──────── DATA LISTING

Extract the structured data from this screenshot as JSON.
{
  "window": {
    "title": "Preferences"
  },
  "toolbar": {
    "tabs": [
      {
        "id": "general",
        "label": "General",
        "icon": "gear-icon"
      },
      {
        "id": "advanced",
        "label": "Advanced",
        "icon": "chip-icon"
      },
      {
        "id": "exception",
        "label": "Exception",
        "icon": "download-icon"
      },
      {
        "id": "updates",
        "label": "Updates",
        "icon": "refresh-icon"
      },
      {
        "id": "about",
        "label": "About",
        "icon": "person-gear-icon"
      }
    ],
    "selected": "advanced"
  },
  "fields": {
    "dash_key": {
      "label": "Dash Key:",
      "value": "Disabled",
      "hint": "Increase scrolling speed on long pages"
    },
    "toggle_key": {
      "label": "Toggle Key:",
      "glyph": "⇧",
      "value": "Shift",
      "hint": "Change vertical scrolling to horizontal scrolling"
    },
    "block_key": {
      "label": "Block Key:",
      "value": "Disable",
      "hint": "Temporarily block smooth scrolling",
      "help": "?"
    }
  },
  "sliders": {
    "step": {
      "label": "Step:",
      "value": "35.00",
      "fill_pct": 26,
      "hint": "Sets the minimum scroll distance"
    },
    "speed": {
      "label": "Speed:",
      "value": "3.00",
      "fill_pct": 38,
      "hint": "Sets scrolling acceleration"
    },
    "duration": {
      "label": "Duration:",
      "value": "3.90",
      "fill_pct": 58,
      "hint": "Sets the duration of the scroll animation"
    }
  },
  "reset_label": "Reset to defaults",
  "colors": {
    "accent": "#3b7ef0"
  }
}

────────────────

▶ [PROBLEM DESCRIPTION]
Where a line of the records above holds the word "gear", copy that line.

▶ [ANSWER TO THE TASK]
        "icon": "gear-icon"
        "icon": "person-gear-icon"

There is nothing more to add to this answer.